▶ **Stated goal**: Print the lines from the start of the entries through the line containing "staticText: 07.27 — [329, 541, 352, 553]", both included, without changing anything.

Entries from a dataset
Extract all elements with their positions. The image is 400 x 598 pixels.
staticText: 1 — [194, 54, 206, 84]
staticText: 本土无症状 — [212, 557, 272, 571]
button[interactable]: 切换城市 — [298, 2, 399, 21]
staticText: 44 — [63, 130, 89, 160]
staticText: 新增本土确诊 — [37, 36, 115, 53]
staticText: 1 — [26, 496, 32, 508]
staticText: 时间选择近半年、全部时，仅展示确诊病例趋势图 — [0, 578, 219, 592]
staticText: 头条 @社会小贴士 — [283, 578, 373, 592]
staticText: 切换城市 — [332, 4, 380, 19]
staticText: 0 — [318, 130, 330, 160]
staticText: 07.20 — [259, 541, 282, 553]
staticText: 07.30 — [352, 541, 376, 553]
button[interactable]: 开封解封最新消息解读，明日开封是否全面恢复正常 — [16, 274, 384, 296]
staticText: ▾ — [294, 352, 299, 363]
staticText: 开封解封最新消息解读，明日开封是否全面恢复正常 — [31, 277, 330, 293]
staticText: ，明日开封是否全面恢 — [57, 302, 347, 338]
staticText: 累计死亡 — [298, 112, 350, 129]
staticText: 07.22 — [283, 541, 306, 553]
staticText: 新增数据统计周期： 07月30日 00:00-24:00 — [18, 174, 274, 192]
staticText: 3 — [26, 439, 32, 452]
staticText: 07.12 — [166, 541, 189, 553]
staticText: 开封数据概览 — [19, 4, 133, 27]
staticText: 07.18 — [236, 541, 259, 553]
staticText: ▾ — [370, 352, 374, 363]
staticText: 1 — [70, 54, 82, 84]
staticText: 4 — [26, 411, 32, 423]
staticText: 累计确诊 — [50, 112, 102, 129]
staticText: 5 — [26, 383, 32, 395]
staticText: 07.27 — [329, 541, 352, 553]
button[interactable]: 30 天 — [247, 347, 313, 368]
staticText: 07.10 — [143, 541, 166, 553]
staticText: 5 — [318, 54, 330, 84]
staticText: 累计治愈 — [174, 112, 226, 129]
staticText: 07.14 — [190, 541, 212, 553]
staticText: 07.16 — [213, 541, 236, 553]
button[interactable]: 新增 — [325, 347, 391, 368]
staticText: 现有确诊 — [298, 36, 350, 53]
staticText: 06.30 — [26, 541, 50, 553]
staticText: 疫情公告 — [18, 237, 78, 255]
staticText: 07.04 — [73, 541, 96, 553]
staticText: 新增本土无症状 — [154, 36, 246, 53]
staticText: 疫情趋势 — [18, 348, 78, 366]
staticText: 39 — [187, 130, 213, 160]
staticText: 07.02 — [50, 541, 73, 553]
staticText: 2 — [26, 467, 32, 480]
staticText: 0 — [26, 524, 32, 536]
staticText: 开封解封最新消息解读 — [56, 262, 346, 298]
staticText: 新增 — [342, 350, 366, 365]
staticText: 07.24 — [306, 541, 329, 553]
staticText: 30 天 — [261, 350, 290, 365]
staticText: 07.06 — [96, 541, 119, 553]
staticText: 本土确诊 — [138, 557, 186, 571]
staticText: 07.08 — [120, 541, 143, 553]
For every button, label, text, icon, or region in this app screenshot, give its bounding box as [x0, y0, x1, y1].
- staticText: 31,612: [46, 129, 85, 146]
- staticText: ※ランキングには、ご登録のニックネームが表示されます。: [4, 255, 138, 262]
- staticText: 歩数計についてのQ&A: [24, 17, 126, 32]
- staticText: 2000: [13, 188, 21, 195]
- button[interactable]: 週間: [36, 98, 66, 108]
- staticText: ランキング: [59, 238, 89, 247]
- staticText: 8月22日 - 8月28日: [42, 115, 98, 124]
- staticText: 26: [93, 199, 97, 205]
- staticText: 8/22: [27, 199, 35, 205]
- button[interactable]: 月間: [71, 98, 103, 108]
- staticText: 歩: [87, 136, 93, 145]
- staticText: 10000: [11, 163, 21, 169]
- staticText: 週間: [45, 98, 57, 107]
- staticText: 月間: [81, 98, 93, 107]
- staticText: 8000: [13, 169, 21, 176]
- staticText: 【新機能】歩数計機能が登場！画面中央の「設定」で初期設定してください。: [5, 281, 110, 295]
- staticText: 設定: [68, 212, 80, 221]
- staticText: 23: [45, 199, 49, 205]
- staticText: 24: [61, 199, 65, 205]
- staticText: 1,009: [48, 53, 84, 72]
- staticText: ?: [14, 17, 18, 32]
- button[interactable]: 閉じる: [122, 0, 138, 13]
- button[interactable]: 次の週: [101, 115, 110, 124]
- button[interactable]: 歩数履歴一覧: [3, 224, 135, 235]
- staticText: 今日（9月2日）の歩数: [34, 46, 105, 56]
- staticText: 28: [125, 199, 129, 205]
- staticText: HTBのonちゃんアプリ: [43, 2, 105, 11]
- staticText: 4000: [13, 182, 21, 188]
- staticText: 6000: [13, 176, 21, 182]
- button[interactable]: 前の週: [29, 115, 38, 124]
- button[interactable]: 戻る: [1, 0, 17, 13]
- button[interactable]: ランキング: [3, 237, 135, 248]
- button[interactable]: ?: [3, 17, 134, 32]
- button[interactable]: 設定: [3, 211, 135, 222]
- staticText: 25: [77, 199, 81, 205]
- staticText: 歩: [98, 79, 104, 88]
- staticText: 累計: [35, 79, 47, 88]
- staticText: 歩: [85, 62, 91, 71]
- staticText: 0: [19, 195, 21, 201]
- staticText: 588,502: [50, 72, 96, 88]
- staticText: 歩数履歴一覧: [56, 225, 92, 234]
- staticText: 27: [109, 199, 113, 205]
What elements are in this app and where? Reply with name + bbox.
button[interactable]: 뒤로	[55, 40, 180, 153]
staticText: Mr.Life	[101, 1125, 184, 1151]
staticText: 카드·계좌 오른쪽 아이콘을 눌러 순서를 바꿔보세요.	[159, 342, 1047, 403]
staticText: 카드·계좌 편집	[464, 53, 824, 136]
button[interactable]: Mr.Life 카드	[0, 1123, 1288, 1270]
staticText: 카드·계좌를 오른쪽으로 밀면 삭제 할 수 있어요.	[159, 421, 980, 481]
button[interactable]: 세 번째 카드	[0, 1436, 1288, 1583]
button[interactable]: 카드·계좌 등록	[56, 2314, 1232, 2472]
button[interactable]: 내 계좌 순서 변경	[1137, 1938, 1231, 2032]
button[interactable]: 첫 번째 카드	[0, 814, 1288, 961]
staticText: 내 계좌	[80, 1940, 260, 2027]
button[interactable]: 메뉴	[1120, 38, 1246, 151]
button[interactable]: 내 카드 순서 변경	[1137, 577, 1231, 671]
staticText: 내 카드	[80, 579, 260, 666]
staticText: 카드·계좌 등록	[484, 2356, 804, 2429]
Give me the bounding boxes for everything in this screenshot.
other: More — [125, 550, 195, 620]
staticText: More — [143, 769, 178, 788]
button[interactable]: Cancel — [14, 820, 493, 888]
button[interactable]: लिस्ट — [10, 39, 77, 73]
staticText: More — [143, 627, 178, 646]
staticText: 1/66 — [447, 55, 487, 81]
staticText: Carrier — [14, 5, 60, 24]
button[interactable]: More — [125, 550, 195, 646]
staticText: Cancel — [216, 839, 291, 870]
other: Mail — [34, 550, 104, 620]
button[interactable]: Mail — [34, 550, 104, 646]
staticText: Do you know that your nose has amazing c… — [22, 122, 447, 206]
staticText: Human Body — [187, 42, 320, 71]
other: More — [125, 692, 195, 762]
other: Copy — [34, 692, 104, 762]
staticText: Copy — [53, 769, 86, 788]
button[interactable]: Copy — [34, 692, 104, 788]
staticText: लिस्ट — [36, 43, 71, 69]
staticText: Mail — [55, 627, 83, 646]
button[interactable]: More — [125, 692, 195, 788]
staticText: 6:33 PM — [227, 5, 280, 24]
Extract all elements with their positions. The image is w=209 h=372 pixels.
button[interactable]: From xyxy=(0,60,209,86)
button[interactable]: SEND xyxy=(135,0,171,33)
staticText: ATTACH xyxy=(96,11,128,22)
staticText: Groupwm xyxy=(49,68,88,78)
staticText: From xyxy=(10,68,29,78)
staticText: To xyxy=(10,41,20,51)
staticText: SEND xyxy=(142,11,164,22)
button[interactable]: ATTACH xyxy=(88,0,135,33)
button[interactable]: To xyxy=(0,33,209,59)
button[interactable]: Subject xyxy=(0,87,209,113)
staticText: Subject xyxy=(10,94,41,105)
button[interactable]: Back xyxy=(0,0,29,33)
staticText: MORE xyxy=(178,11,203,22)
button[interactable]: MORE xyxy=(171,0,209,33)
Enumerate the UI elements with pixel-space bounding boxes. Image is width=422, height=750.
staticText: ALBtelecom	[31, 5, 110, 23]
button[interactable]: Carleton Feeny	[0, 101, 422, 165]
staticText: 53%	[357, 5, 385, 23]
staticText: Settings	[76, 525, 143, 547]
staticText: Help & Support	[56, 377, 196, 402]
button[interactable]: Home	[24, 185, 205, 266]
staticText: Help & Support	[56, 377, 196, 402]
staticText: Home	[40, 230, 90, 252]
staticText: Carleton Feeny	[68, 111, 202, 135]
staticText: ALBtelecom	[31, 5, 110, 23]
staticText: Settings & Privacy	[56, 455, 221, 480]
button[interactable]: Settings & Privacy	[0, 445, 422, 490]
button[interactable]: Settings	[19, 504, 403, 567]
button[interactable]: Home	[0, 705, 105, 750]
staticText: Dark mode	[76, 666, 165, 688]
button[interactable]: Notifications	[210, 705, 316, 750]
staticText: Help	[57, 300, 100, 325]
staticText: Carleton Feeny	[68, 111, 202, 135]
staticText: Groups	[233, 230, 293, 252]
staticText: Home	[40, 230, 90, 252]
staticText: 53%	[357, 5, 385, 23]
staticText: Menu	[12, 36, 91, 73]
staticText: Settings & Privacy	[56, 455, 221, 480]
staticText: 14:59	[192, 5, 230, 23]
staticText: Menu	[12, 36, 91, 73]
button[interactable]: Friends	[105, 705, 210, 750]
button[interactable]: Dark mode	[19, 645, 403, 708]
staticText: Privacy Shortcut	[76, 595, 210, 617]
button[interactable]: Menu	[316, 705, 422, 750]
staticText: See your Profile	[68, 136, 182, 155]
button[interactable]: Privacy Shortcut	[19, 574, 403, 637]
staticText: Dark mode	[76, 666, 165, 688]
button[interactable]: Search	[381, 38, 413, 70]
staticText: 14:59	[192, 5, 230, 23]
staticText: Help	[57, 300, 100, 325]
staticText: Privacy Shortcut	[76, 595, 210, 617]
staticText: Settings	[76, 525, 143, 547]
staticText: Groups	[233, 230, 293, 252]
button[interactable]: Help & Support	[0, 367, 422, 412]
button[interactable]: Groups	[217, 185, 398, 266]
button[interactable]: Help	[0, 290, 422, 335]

▶ **Solved exercise**:
Extract all elements with their positions. The image is 400 x 598 pixels.
staticText: 1 — [194, 54, 206, 84]
staticText: 本土无症状 — [212, 557, 272, 571]
button[interactable]: 切换城市 — [298, 2, 399, 21]
staticText: 44 — [63, 130, 89, 160]
staticText: 新增本土确诊 — [37, 36, 115, 53]
staticText: 1 — [26, 496, 32, 508]
staticText: 时间选择近半年、全部时，仅展示确诊病例趋势图 — [0, 578, 219, 592]
staticText: 头条 @社会小贴士 — [283, 578, 373, 592]
staticText: 切换城市 — [332, 4, 380, 19]
staticText: 0 — [318, 130, 330, 160]
staticText: 07.20 — [259, 541, 282, 553]
staticText: 07.30 — [352, 541, 376, 553]
button[interactable]: 开封解封最新消息解读，明日开封是否全面恢复正常 — [16, 274, 384, 296]
staticText: ▾ — [294, 352, 299, 363]
staticText: 开封解封最新消息解读，明日开封是否全面恢复正常 — [31, 277, 330, 293]
staticText: ，明日开封是否全面恢 — [57, 302, 347, 338]
staticText: 累计死亡 — [298, 112, 350, 129]
staticText: 07.22 — [283, 541, 306, 553]
staticText: 新增数据统计周期： 07月30日 00:00-24:00 — [18, 174, 274, 192]
staticText: 3 — [26, 439, 32, 452]
staticText: 07.12 — [166, 541, 189, 553]
staticText: 开封数据概览 — [19, 4, 133, 27]
staticText: 07.18 — [236, 541, 259, 553]
staticText: ▾ — [370, 352, 374, 363]
staticText: 1 — [70, 54, 82, 84]
staticText: 4 — [26, 411, 32, 423]
staticText: 累计确诊 — [50, 112, 102, 129]
staticText: 5 — [26, 383, 32, 395]
staticText: 07.27 — [329, 541, 352, 553]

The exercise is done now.